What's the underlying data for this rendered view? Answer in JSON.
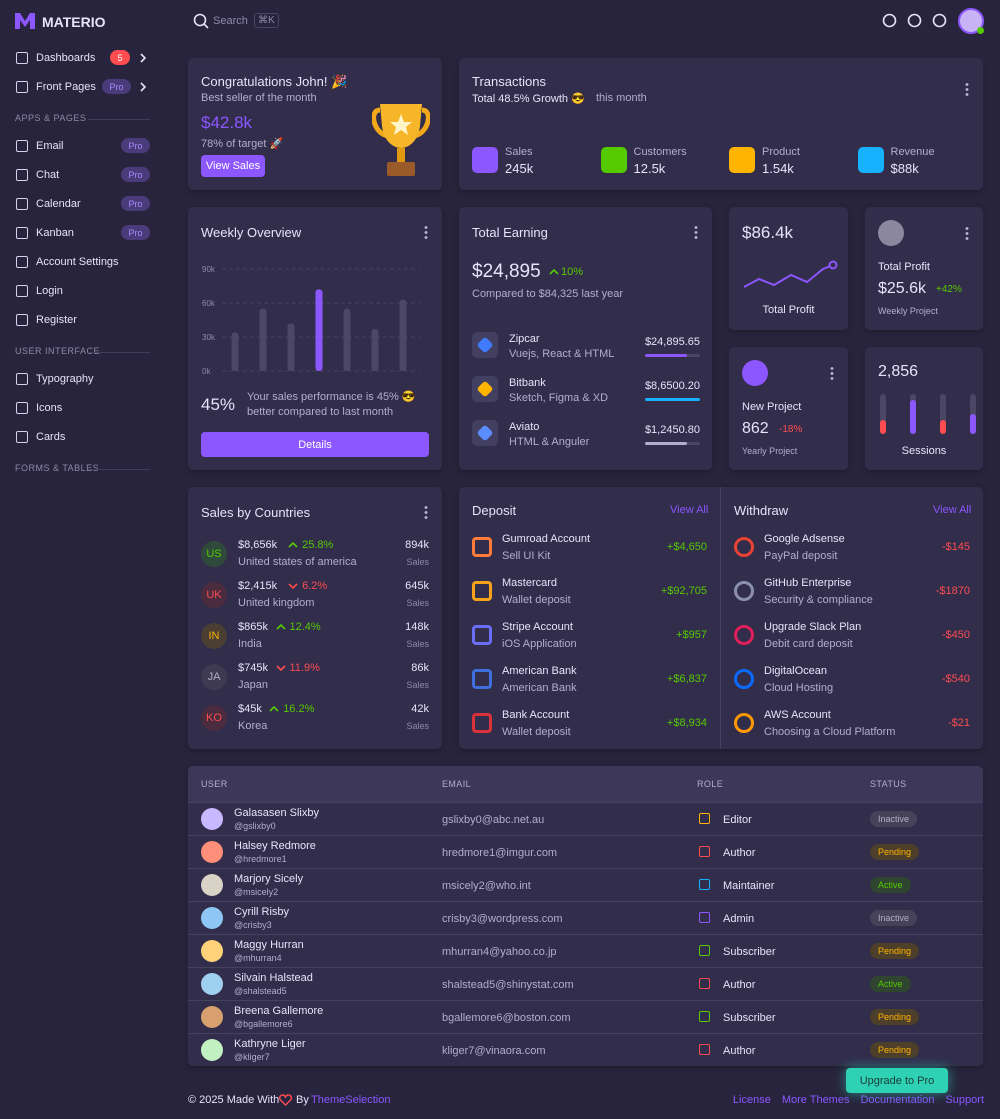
{
  "brand": "MATERIO",
  "search": {
    "placeholder": "Search",
    "shortcut": "⌘K"
  },
  "nav": [
    {
      "items": [
        {
          "label": "Dashboards",
          "badge": "5"
        },
        {
          "label": "Front Pages",
          "badge": "Pro"
        }
      ]
    },
    {
      "title": "APPS & PAGES",
      "items": [
        {
          "label": "Email",
          "badge": "Pro"
        },
        {
          "label": "Chat",
          "badge": "Pro"
        },
        {
          "label": "Calendar",
          "badge": "Pro"
        },
        {
          "label": "Kanban",
          "badge": "Pro"
        },
        {
          "label": "Account Settings"
        },
        {
          "label": "Login"
        },
        {
          "label": "Register"
        }
      ]
    },
    {
      "title": "USER INTERFACE",
      "items": [
        {
          "label": "Typography"
        },
        {
          "label": "Icons"
        },
        {
          "label": "Cards"
        }
      ]
    },
    {
      "title": "FORMS & TABLES",
      "items": []
    }
  ],
  "congrats": {
    "title": "Congratulations John! 🎉",
    "subtitle": "Best seller of the month",
    "amount": "$42.8k",
    "target": "78% of target 🚀",
    "button": "View Sales"
  },
  "transactions": {
    "title": "Transactions",
    "growth": "Total 48.5% Growth 😎",
    "period": "this month",
    "stats": [
      {
        "label": "Sales",
        "value": "245k",
        "color": "#8c57ff"
      },
      {
        "label": "Customers",
        "value": "12.5k",
        "color": "#56ca00"
      },
      {
        "label": "Product",
        "value": "1.54k",
        "color": "#ffb400"
      },
      {
        "label": "Revenue",
        "value": "$88k",
        "color": "#16b1ff"
      }
    ]
  },
  "weekly_overview": {
    "title": "Weekly Overview",
    "percent": "45%",
    "text": "Your sales performance is 45% 😎 better compared to last month",
    "button": "Details",
    "chart_data": {
      "type": "bar",
      "categories": [
        null,
        null,
        null,
        null,
        null,
        null,
        null
      ],
      "values": [
        34000,
        55000,
        42000,
        72000,
        55000,
        37000,
        63000
      ],
      "colors": [
        "#4b4766",
        "#4b4766",
        "#4b4766",
        "#8c57ff",
        "#4b4766",
        "#4b4766",
        "#4b4766"
      ],
      "ylim": [
        0,
        90000
      ],
      "yticks": [
        {
          "value": 0,
          "label": "0k"
        },
        {
          "value": 30000,
          "label": "30k"
        },
        {
          "value": 60000,
          "label": "60k"
        },
        {
          "value": 90000,
          "label": "90k"
        }
      ],
      "grid": true
    }
  },
  "total_earning": {
    "title": "Total Earning",
    "amount": "$24,895",
    "change": "10%",
    "subtitle": "Compared to $84,325 last year",
    "items": [
      {
        "name": "Zipcar",
        "desc": "Vuejs, React & HTML",
        "amount": "$24,895.65"
      },
      {
        "name": "Bitbank",
        "desc": "Sketch, Figma & XD",
        "amount": "$8,6500.20"
      },
      {
        "name": "Aviato",
        "desc": "HTML & Anguler",
        "amount": "$1,2450.80"
      }
    ]
  },
  "profit": {
    "amount": "$86.4k",
    "label": "Total Profit"
  },
  "total_profit": {
    "title": "Total Profit",
    "amount": "$25.6k",
    "change": "+42%",
    "subtitle": "Weekly Project"
  },
  "new_project": {
    "title": "New Project",
    "amount": "862",
    "change": "-18%",
    "subtitle": "Yearly Project"
  },
  "sessions": {
    "value": "2,856",
    "label": "Sessions"
  },
  "countries": {
    "title": "Sales by Countries",
    "rows": [
      {
        "code": "US",
        "amount": "$8,656k",
        "change": "25.8%",
        "country": "United states of america",
        "sales": "894k",
        "sales_label": "Sales"
      },
      {
        "code": "UK",
        "amount": "$2,415k",
        "change": "6.2%",
        "country": "United kingdom",
        "sales": "645k",
        "sales_label": "Sales"
      },
      {
        "code": "IN",
        "amount": "$865k",
        "change": "12.4%",
        "country": "India",
        "sales": "148k",
        "sales_label": "Sales"
      },
      {
        "code": "JA",
        "amount": "$745k",
        "change": "11.9%",
        "country": "Japan",
        "sales": "86k",
        "sales_label": "Sales"
      },
      {
        "code": "KO",
        "amount": "$45k",
        "change": "16.2%",
        "country": "Korea",
        "sales": "42k",
        "sales_label": "Sales"
      }
    ]
  },
  "deposit": {
    "title": "Deposit",
    "link": "View All",
    "items": [
      {
        "name": "Gumroad Account",
        "desc": "Sell UI Kit",
        "amount": "+$4,650"
      },
      {
        "name": "Mastercard",
        "desc": "Wallet deposit",
        "amount": "+$92,705"
      },
      {
        "name": "Stripe Account",
        "desc": "iOS Application",
        "amount": "+$957"
      },
      {
        "name": "American Bank",
        "desc": "American Bank",
        "amount": "+$6,837"
      },
      {
        "name": "Bank Account",
        "desc": "Wallet deposit",
        "amount": "+$8,934"
      }
    ]
  },
  "withdraw": {
    "title": "Withdraw",
    "link": "View All",
    "items": [
      {
        "name": "Google Adsense",
        "desc": "PayPal deposit",
        "amount": "-$145"
      },
      {
        "name": "GitHub Enterprise",
        "desc": "Security & compliance",
        "amount": "-$1870"
      },
      {
        "name": "Upgrade Slack Plan",
        "desc": "Debit card deposit",
        "amount": "-$450"
      },
      {
        "name": "DigitalOcean",
        "desc": "Cloud Hosting",
        "amount": "-$540"
      },
      {
        "name": "AWS Account",
        "desc": "Choosing a Cloud Platform",
        "amount": "-$21"
      }
    ]
  },
  "table": {
    "headers": [
      "USER",
      "EMAIL",
      "ROLE",
      "STATUS"
    ],
    "rows": [
      {
        "name": "Galasasen Slixby",
        "handle": "@gslixby0",
        "email": "gslixby0@abc.net.au",
        "role": "Editor",
        "status": "Inactive"
      },
      {
        "name": "Halsey Redmore",
        "handle": "@hredmore1",
        "email": "hredmore1@imgur.com",
        "role": "Author",
        "status": "Pending"
      },
      {
        "name": "Marjory Sicely",
        "handle": "@msicely2",
        "email": "msicely2@who.int",
        "role": "Maintainer",
        "status": "Active"
      },
      {
        "name": "Cyrill Risby",
        "handle": "@crisby3",
        "email": "crisby3@wordpress.com",
        "role": "Admin",
        "status": "Inactive"
      },
      {
        "name": "Maggy Hurran",
        "handle": "@mhurran4",
        "email": "mhurran4@yahoo.co.jp",
        "role": "Subscriber",
        "status": "Pending"
      },
      {
        "name": "Silvain Halstead",
        "handle": "@shalstead5",
        "email": "shalstead5@shinystat.com",
        "role": "Author",
        "status": "Active"
      },
      {
        "name": "Breena Gallemore",
        "handle": "@bgallemore6",
        "email": "bgallemore6@boston.com",
        "role": "Subscriber",
        "status": "Pending"
      },
      {
        "name": "Kathryne Liger",
        "handle": "@kliger7",
        "email": "kliger7@vinaora.com",
        "role": "Author",
        "status": "Pending"
      }
    ]
  },
  "footer": {
    "copyright": "© 2025 Made With",
    "by": "By",
    "company": "ThemeSelection",
    "links": [
      "License",
      "More Themes",
      "Documentation",
      "Support"
    ],
    "button": "Upgrade to Pro"
  }
}
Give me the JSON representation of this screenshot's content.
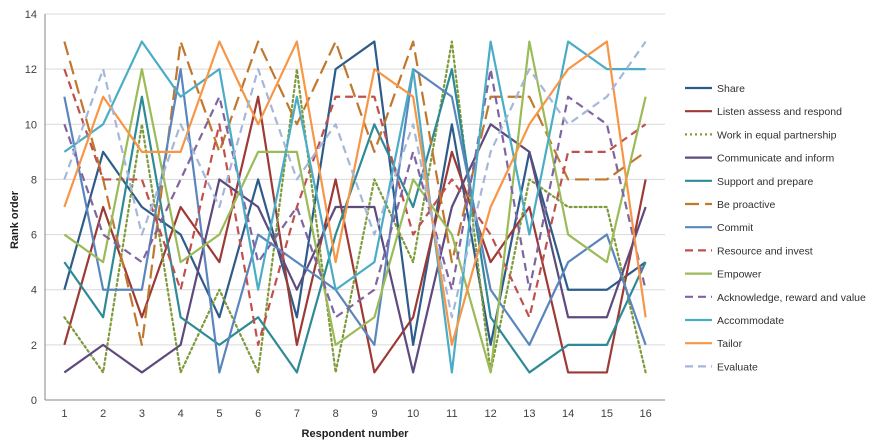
{
  "chart_data": {
    "type": "line",
    "title": "",
    "xlabel": "Respondent number",
    "ylabel": "Rank order",
    "x": [
      1,
      2,
      3,
      4,
      5,
      6,
      7,
      8,
      9,
      10,
      11,
      12,
      13,
      14,
      15,
      16
    ],
    "ylim": [
      0,
      14
    ],
    "yticks": [
      0,
      2,
      4,
      6,
      8,
      10,
      12,
      14
    ],
    "grid": "horizontal",
    "legend_position": "right",
    "series": [
      {
        "name": "Share",
        "color": "#2E5C8A",
        "dash": "solid",
        "values": [
          4,
          9,
          7,
          6,
          3,
          8,
          3,
          12,
          13,
          2,
          10,
          2,
          9,
          4,
          4,
          5
        ]
      },
      {
        "name": "Listen assess and respond",
        "color": "#9E3A36",
        "dash": "solid",
        "values": [
          2,
          7,
          3,
          7,
          5,
          11,
          2,
          8,
          1,
          3,
          9,
          5,
          7,
          1,
          1,
          8
        ]
      },
      {
        "name": "Work in equal partnership",
        "color": "#7F9A3C",
        "dash": "dotted",
        "values": [
          3,
          1,
          10,
          1,
          4,
          1,
          12,
          1,
          8,
          5,
          13,
          1,
          8,
          7,
          7,
          1
        ]
      },
      {
        "name": "Communicate and inform",
        "color": "#5E4A7D",
        "dash": "solid",
        "values": [
          1,
          2,
          1,
          2,
          8,
          7,
          4,
          7,
          7,
          1,
          7,
          10,
          9,
          3,
          3,
          7
        ]
      },
      {
        "name": "Support and prepare",
        "color": "#2E8A96",
        "dash": "solid",
        "values": [
          5,
          3,
          11,
          3,
          2,
          3,
          1,
          6,
          10,
          7,
          12,
          3,
          1,
          2,
          2,
          5
        ]
      },
      {
        "name": "Be proactive",
        "color": "#C0782F",
        "dash": "longdash",
        "values": [
          13,
          8,
          2,
          13,
          9,
          13,
          10,
          13,
          9,
          13,
          5,
          11,
          11,
          8,
          8,
          9
        ]
      },
      {
        "name": "Commit",
        "color": "#5A86BE",
        "dash": "solid",
        "values": [
          11,
          4,
          4,
          12,
          1,
          6,
          5,
          4,
          2,
          12,
          11,
          4,
          2,
          5,
          6,
          2
        ]
      },
      {
        "name": "Resource and invest",
        "color": "#C0504D",
        "dash": "dashed",
        "values": [
          12,
          8,
          8,
          4,
          10,
          2,
          7,
          11,
          11,
          6,
          8,
          6,
          3,
          9,
          9,
          10
        ]
      },
      {
        "name": "Empower",
        "color": "#9BBB59",
        "dash": "solid",
        "values": [
          6,
          5,
          12,
          5,
          6,
          9,
          9,
          2,
          3,
          8,
          6,
          1,
          13,
          6,
          5,
          11
        ]
      },
      {
        "name": "Acknowledge, reward and value",
        "color": "#8064A2",
        "dash": "dashed",
        "values": [
          10,
          6,
          5,
          8,
          11,
          5,
          7,
          3,
          4,
          9,
          4,
          12,
          4,
          11,
          10,
          4
        ]
      },
      {
        "name": "Accommodate",
        "color": "#4BACC6",
        "dash": "solid",
        "values": [
          9,
          10,
          13,
          11,
          12,
          4,
          11,
          4,
          5,
          12,
          1,
          13,
          6,
          13,
          12,
          12
        ]
      },
      {
        "name": "Tailor",
        "color": "#F79646",
        "dash": "solid",
        "values": [
          7,
          11,
          9,
          9,
          13,
          10,
          13,
          5,
          12,
          11,
          2,
          7,
          10,
          12,
          13,
          3
        ]
      },
      {
        "name": "Evaluate",
        "color": "#A5B7D9",
        "dash": "dashed",
        "values": [
          8,
          12,
          6,
          10,
          7,
          12,
          8,
          10,
          6,
          10,
          3,
          9,
          12,
          10,
          11,
          13
        ]
      }
    ]
  }
}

Your goal:
Count every line in the data that contains the word "subtitle", then give that count and nothing else.

Exercise response:
4